_Task statement:_
Make an exact copy of all the material below, apart from the pictures.

_Data excerpts:_
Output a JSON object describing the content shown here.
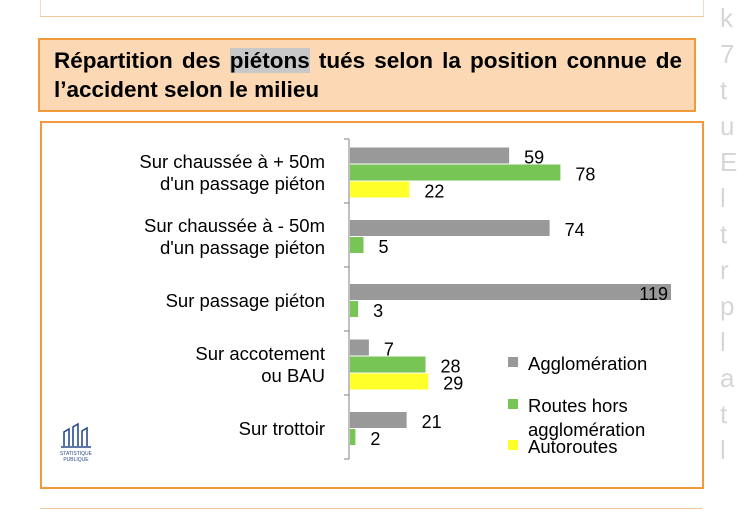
{
  "title_parts": {
    "before": "Répartition des ",
    "highlight": "piétons",
    "after": " tués selon la position connue de l’accident selon le milieu"
  },
  "logo": {
    "icon": "statistique-publique-logo",
    "line1": "STATISTIQUE",
    "line2": "PUBLIQUE"
  },
  "colors": {
    "title_bg": "#fcd9b4",
    "border": "#f29a3a"
  },
  "chart_data": {
    "type": "bar",
    "orientation": "horizontal",
    "categories": [
      "Sur chaussée à + 50m\nd'un passage piéton",
      "Sur chaussée à - 50m\nd'un passage piéton",
      "Sur passage piéton",
      "Sur accotement\nou BAU",
      "Sur trottoir"
    ],
    "series": [
      {
        "name": "Agglomération",
        "color": "#999999",
        "values": [
          59,
          74,
          119,
          7,
          21
        ]
      },
      {
        "name": "Routes hors agglomération",
        "color": "#77c555",
        "values": [
          78,
          5,
          3,
          28,
          2
        ]
      },
      {
        "name": "Autoroutes",
        "color": "#ffff2a",
        "values": [
          22,
          null,
          null,
          29,
          null
        ]
      }
    ],
    "xlim": [
      0,
      119
    ],
    "grid": false,
    "legend_position": "bottom-right"
  }
}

_Answer to the exercise:_
Output a JSON object describing the content shown here.
{
  "title_parts": {
    "before": "Répartition des ",
    "highlight": "piétons",
    "after": " tués selon la position connue de l’accident selon le milieu"
  },
  "logo": {
    "icon": "statistique-publique-logo",
    "line1": "STATISTIQUE",
    "line2": "PUBLIQUE"
  },
  "colors": {
    "title_bg": "#fcd9b4",
    "border": "#f29a3a"
  },
  "chart_data": {
    "type": "bar",
    "orientation": "horizontal",
    "categories": [
      "Sur chaussée à + 50m\nd'un passage piéton",
      "Sur chaussée à - 50m\nd'un passage piéton",
      "Sur passage piéton",
      "Sur accotement\nou BAU",
      "Sur trottoir"
    ],
    "series": [
      {
        "name": "Agglomération",
        "color": "#999999",
        "values": [
          59,
          74,
          119,
          7,
          21
        ]
      },
      {
        "name": "Routes hors agglomération",
        "color": "#77c555",
        "values": [
          78,
          5,
          3,
          28,
          2
        ]
      },
      {
        "name": "Autoroutes",
        "color": "#ffff2a",
        "values": [
          22,
          null,
          null,
          29,
          null
        ]
      }
    ],
    "xlim": [
      0,
      119
    ],
    "grid": false,
    "legend_position": "bottom-right"
  }
}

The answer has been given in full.